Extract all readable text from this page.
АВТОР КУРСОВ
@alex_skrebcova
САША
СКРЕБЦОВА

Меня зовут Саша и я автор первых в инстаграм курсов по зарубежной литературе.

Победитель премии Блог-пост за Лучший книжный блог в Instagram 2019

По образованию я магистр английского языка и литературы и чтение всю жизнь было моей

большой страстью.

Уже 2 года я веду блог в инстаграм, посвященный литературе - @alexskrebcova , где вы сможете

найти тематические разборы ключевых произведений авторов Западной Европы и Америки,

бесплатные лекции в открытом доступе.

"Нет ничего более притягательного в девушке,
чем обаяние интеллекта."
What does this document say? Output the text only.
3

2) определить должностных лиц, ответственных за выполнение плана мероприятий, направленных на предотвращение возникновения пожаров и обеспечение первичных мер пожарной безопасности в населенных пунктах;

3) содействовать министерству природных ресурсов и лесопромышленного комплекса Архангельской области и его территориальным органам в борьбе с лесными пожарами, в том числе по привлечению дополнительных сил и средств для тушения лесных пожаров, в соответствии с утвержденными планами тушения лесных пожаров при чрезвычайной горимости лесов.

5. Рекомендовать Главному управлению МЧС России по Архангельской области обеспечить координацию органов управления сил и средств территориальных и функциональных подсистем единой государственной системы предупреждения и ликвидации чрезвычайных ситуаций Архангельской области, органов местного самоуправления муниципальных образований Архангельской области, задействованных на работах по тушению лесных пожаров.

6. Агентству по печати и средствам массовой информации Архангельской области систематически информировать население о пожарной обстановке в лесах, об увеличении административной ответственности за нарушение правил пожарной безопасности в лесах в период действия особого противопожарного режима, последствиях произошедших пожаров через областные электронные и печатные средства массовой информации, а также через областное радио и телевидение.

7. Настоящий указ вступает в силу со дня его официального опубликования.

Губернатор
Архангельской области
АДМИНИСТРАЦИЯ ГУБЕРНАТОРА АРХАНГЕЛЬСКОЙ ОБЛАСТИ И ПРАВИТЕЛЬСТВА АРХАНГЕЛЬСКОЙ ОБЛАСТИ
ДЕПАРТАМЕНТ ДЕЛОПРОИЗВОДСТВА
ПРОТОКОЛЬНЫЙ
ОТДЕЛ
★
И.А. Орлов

= = = = = = =

■ **Short task**
Output the complete data exactly as written.

■ **Result for this task**
Extract all readable text from this page.
АВТОР КУРСОВ
@alex_skrebcova
САША
СКРЕБЦОВА

Меня зовут Саша и я автор первых в инстаграм курсов по зарубежной литературе.

Победитель премии Блог-пост за Лучший книжный блог в Instagram 2019

По образованию я магистр английского языка и литературы и чтение всю жизнь было моей

большой страстью.

Уже 2 года я веду блог в инстаграм, посвященный литературе - @alexskrebcova , где вы сможете

найти тематические разборы ключевых произведений авторов Западной Европы и Америки,

бесплатные лекции в открытом доступе.

"Нет ничего более притягательного в девушке,
чем обаяние интеллекта."
What does this document say? Output the text only.
3

2) определить должностных лиц, ответственных за выполнение плана мероприятий, направленных на предотвращение возникновения пожаров и обеспечение первичных мер пожарной безопасности в населенных пунктах;

3) содействовать министерству природных ресурсов и лесопромышленного комплекса Архангельской области и его территориальным органам в борьбе с лесными пожарами, в том числе по привлечению дополнительных сил и средств для тушения лесных пожаров, в соответствии с утвержденными планами тушения лесных пожаров при чрезвычайной горимости лесов.

5. Рекомендовать Главному управлению МЧС России по Архангельской области обеспечить координацию органов управления сил и средств территориальных и функциональных подсистем единой государственной системы предупреждения и ликвидации чрезвычайных ситуаций Архангельской области, органов местного самоуправления муниципальных образований Архангельской области, задействованных на работах по тушению лесных пожаров.

6. Агентству по печати и средствам массовой информации Архангельской области систематически информировать население о пожарной обстановке в лесах, об увеличении административной ответственности за нарушение правил пожарной безопасности в лесах в период действия особого противопожарного режима, последствиях произошедших пожаров через областные электронные и печатные средства массовой информации, а также через областное радио и телевидение.

7. Настоящий указ вступает в силу со дня его официального опубликования.

Губернатор
Архангельской области
АДМИНИСТРАЦИЯ ГУБЕРНАТОРА АРХАНГЕЛЬСКОЙ ОБЛАСТИ И ПРАВИТЕЛЬСТВА АРХАНГЕЛЬСКОЙ ОБЛАСТИ
ДЕПАРТАМЕНТ ДЕЛОПРОИЗВОДСТВА
ПРОТОКОЛЬНЫЙ
ОТДЕЛ
★
И.А. Орлов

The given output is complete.